**Work required:** Reproduce without any change the lines between the one holding "back-to-app-link[interactable]: ◀ 4399游戏盒" and the one holding "smirk-emoji-icon xyxy=(920,516,978,575)", inclusive.

**Records from a collection:**
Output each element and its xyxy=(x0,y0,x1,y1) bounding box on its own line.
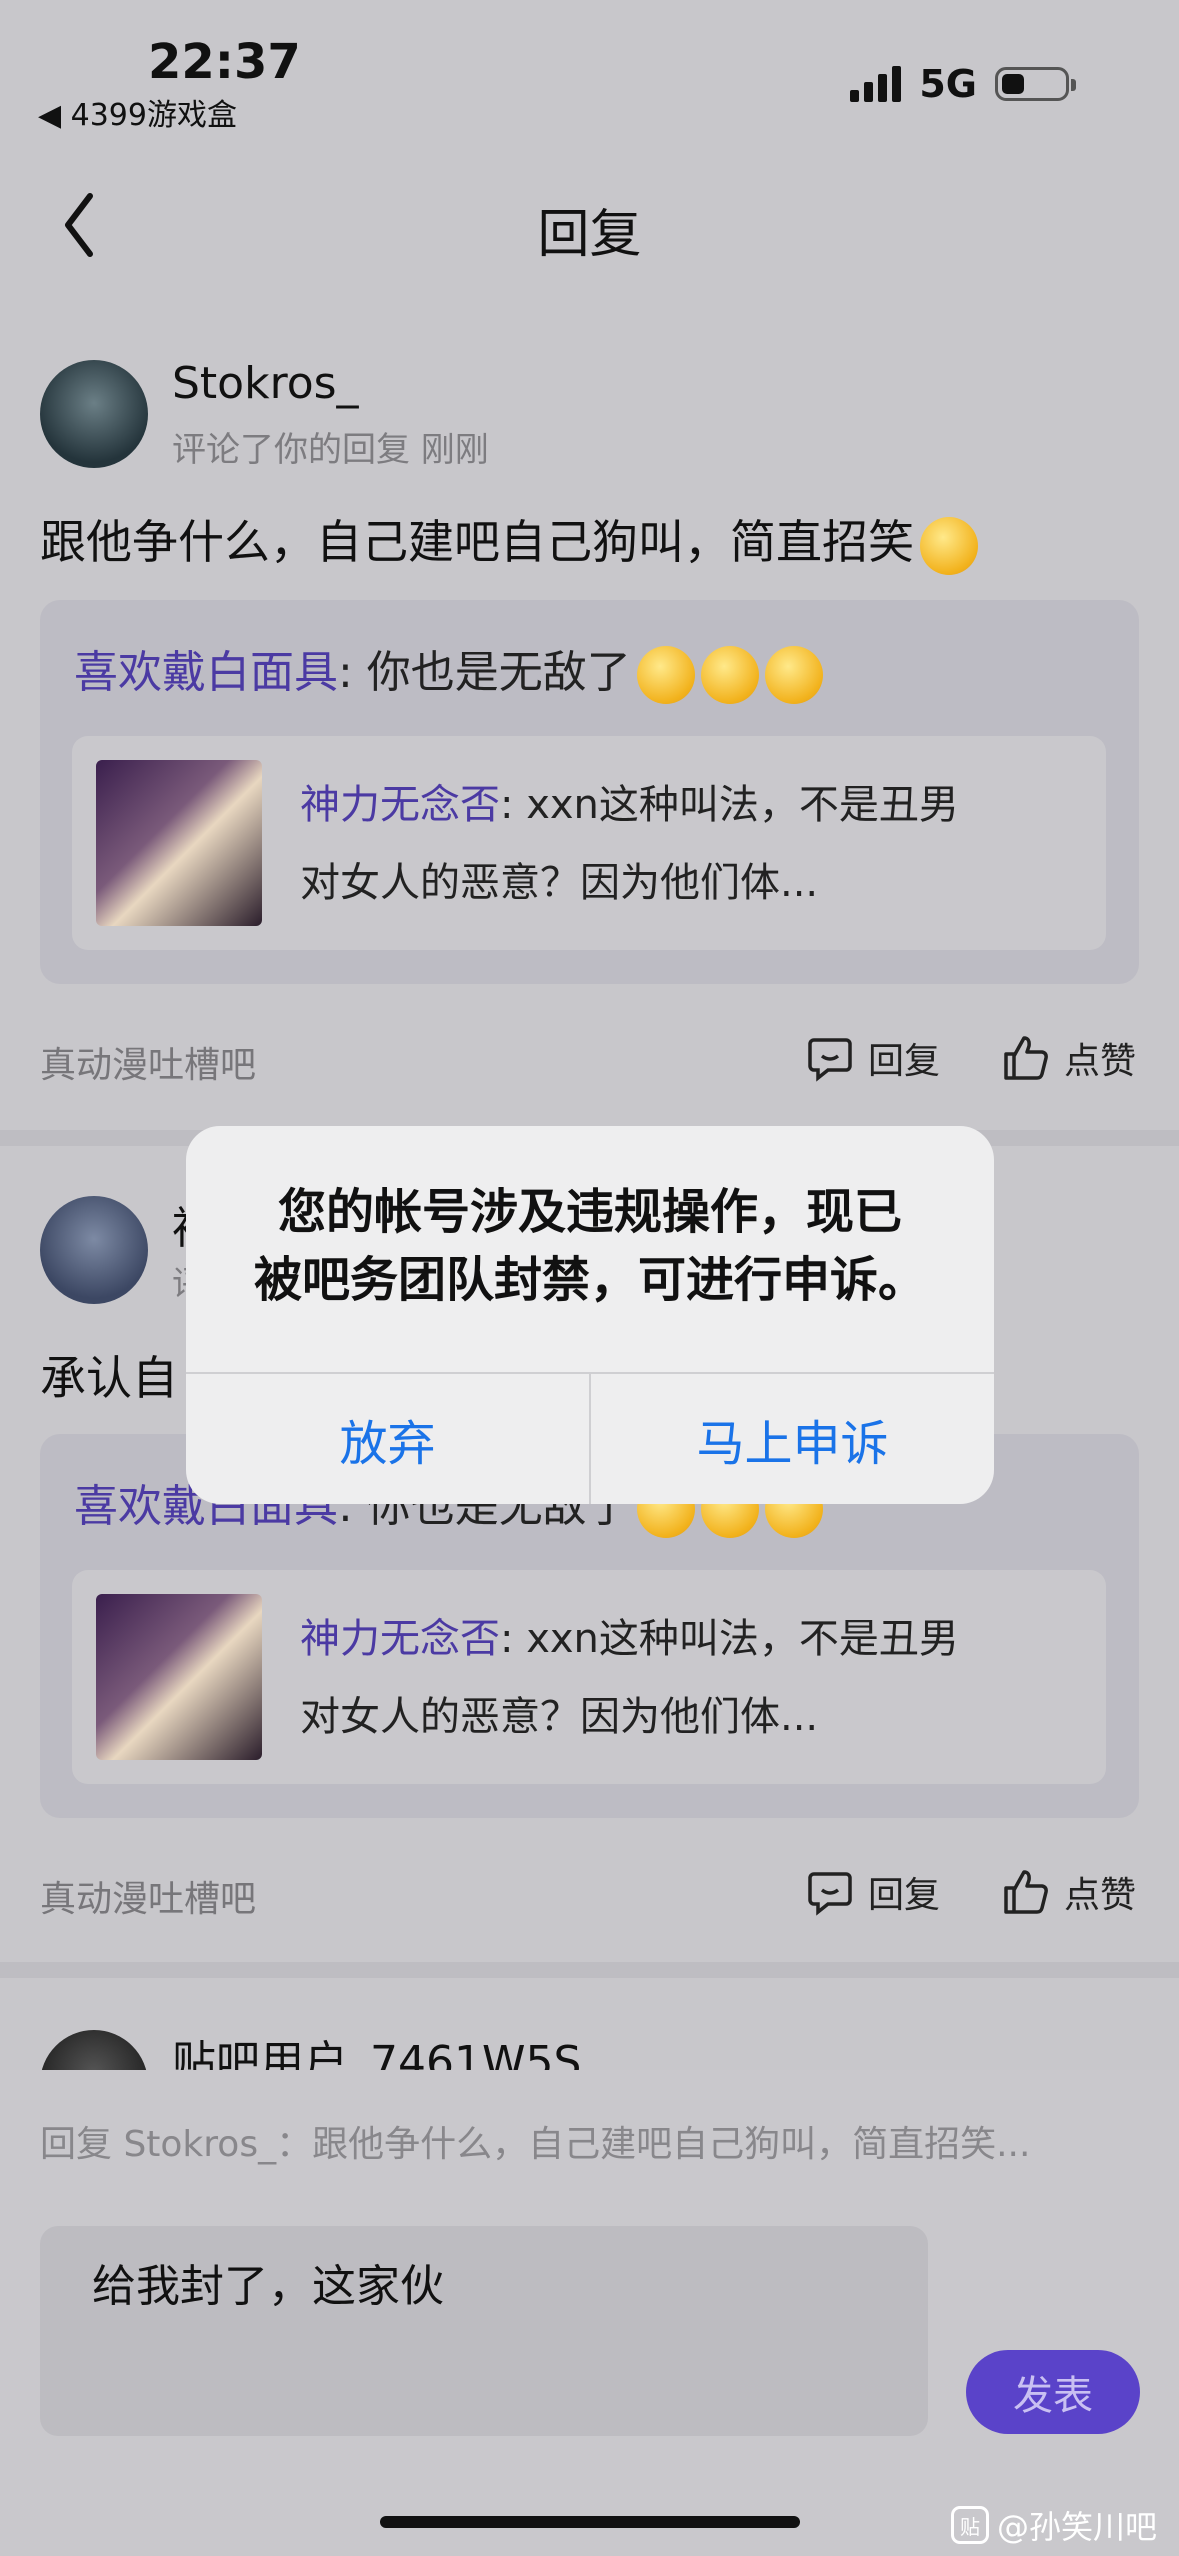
back-to-app-link[interactable]: ◀ 4399游戏盒 xyxy=(38,90,237,134)
comment-icon xyxy=(808,1038,852,1082)
watermark: 贴 @孙笑川吧 xyxy=(950,2502,1157,2548)
cancel-button[interactable]: 放弃 xyxy=(186,1374,589,1504)
reply-target-hint: 回复 Stokros_：跟他争什么，自己建吧自己狗叫，简直招笑... xyxy=(40,2124,1031,2165)
thumbs-up-icon xyxy=(1004,1870,1048,1914)
status-time: 22:37 xyxy=(148,34,301,90)
post-thumbnail xyxy=(96,760,262,926)
home-indicator[interactable] xyxy=(380,2516,800,2528)
post-thumbnail xyxy=(96,1594,262,1760)
reply-button[interactable]: 回复 xyxy=(806,1032,940,1084)
status-indicators: 5G xyxy=(850,62,1076,106)
comment-icon xyxy=(808,1872,852,1916)
alert-message: 您的帐号涉及违规操作，现已 被吧务团队封禁，可进行申诉。 xyxy=(253,1184,926,1308)
tieba-logo-icon: 贴 xyxy=(950,2506,989,2544)
battery-icon xyxy=(995,67,1076,101)
avatar[interactable] xyxy=(40,360,148,468)
username[interactable]: Stokros_ xyxy=(172,358,359,409)
page-title: 回复 xyxy=(537,205,642,265)
network-label: 5G xyxy=(919,62,977,106)
forum-name[interactable]: 真动漫吐槽吧 xyxy=(40,1036,256,1088)
like-button[interactable]: 点赞 xyxy=(1002,1032,1136,1084)
avatar[interactable] xyxy=(40,1196,148,1304)
comment-text: 承认自 xyxy=(40,1351,178,1405)
laugh-emoji-icon xyxy=(636,646,695,704)
thumbs-up-icon xyxy=(1004,1036,1048,1080)
send-button[interactable]: 发表 xyxy=(966,2350,1140,2434)
divider xyxy=(0,1962,1179,1978)
smirk-emoji-icon xyxy=(920,516,978,575)
laugh-emoji-icon xyxy=(700,646,759,704)
reply-button[interactable]: 回复 xyxy=(806,1866,940,1918)
reply-input-value[interactable]: 给我封了，这家伙 xyxy=(92,2250,444,2314)
comment-meta: 评论了你的回复 刚刚 xyxy=(172,430,489,470)
signal-icon xyxy=(850,66,902,102)
appeal-button[interactable]: 马上申诉 xyxy=(591,1374,994,1504)
original-post-text: 神力无念否: xxn这种叫法，不是丑男 对女人的恶意？因为他们体... xyxy=(300,782,959,906)
forum-name[interactable]: 真动漫吐槽吧 xyxy=(40,1870,256,1922)
comment-text: 跟他争什么，自己建吧自己狗叫，简直招笑 xyxy=(40,506,978,575)
quoted-reply-line: 喜欢戴白面具: 你也是无敌了 xyxy=(74,636,823,704)
original-post-text: 神力无念否: xxn这种叫法，不是丑男 对女人的恶意？因为他们体... xyxy=(300,1616,959,1740)
ban-alert-dialog: 您的帐号涉及违规操作，现已 被吧务团队封禁，可进行申诉。 放弃 马上申诉 xyxy=(186,1126,994,1504)
laugh-emoji-icon xyxy=(764,646,823,704)
like-button[interactable]: 点赞 xyxy=(1002,1866,1136,1918)
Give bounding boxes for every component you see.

**Answer for the task:**
back-to-app-link[interactable]: ◀ 4399游戏盒 xyxy=(38,90,237,134)
comment-icon xyxy=(808,1038,852,1082)
watermark: 贴 @孙笑川吧 xyxy=(950,2502,1157,2548)
cancel-button[interactable]: 放弃 xyxy=(186,1374,589,1504)
reply-target-hint: 回复 Stokros_：跟他争什么，自己建吧自己狗叫，简直招笑... xyxy=(40,2124,1031,2165)
thumbs-up-icon xyxy=(1004,1870,1048,1914)
status-time: 22:37 xyxy=(148,34,301,90)
post-thumbnail xyxy=(96,760,262,926)
home-indicator[interactable] xyxy=(380,2516,800,2528)
post-thumbnail xyxy=(96,1594,262,1760)
reply-button[interactable]: 回复 xyxy=(806,1032,940,1084)
status-indicators: 5G xyxy=(850,62,1076,106)
comment-icon xyxy=(808,1872,852,1916)
alert-message: 您的帐号涉及违规操作，现已 被吧务团队封禁，可进行申诉。 xyxy=(253,1184,926,1308)
tieba-logo-icon: 贴 xyxy=(950,2506,989,2544)
battery-icon xyxy=(995,67,1076,101)
avatar[interactable] xyxy=(40,360,148,468)
username[interactable]: Stokros_ xyxy=(172,358,359,409)
page-title: 回复 xyxy=(537,205,642,265)
network-label: 5G xyxy=(919,62,977,106)
forum-name[interactable]: 真动漫吐槽吧 xyxy=(40,1036,256,1088)
like-button[interactable]: 点赞 xyxy=(1002,1032,1136,1084)
avatar[interactable] xyxy=(40,1196,148,1304)
comment-text: 承认自 xyxy=(40,1351,178,1405)
laugh-emoji-icon xyxy=(636,646,695,704)
thumbs-up-icon xyxy=(1004,1036,1048,1080)
send-button[interactable]: 发表 xyxy=(966,2350,1140,2434)
divider xyxy=(0,1962,1179,1978)
smirk-emoji-icon xyxy=(920,516,978,575)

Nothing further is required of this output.